Task details | Print the full listing exactly.

Figure record extracts:
*-*-*
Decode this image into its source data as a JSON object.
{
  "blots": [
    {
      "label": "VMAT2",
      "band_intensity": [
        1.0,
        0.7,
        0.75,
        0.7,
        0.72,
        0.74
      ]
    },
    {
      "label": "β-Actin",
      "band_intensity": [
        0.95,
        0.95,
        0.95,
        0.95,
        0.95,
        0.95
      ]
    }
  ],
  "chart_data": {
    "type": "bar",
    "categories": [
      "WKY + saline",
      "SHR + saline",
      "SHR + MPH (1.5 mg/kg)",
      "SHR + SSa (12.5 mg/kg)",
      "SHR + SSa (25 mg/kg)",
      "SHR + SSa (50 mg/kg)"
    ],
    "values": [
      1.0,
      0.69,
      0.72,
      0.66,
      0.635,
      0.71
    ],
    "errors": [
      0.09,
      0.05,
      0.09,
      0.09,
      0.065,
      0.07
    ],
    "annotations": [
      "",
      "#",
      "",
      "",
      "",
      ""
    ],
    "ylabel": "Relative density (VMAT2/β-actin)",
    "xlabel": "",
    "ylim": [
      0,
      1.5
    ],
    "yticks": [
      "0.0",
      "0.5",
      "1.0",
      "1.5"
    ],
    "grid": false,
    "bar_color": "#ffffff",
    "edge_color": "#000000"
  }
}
*-*-*
Response |
Decode this image into its source data as a JSON object.
{
  "blots": [
    {
      "label": "VMAT2",
      "band_intensity": [
        1.0,
        0.7,
        0.75,
        0.7,
        0.72,
        0.74
      ]
    },
    {
      "label": "β-Actin",
      "band_intensity": [
        0.95,
        0.95,
        0.95,
        0.95,
        0.95,
        0.95
      ]
    }
  ],
  "chart_data": {
    "type": "bar",
    "categories": [
      "WKY + saline",
      "SHR + saline",
      "SHR + MPH (1.5 mg/kg)",
      "SHR + SSa (12.5 mg/kg)",
      "SHR + SSa (25 mg/kg)",
      "SHR + SSa (50 mg/kg)"
    ],
    "values": [
      1.0,
      0.69,
      0.72,
      0.66,
      0.635,
      0.71
    ],
    "errors": [
      0.09,
      0.05,
      0.09,
      0.09,
      0.065,
      0.07
    ],
    "annotations": [
      "",
      "#",
      "",
      "",
      "",
      ""
    ],
    "ylabel": "Relative density (VMAT2/β-actin)",
    "xlabel": "",
    "ylim": [
      0,
      1.5
    ],
    "yticks": [
      "0.0",
      "0.5",
      "1.0",
      "1.5"
    ],
    "grid": false,
    "bar_color": "#ffffff",
    "edge_color": "#000000"
  }
}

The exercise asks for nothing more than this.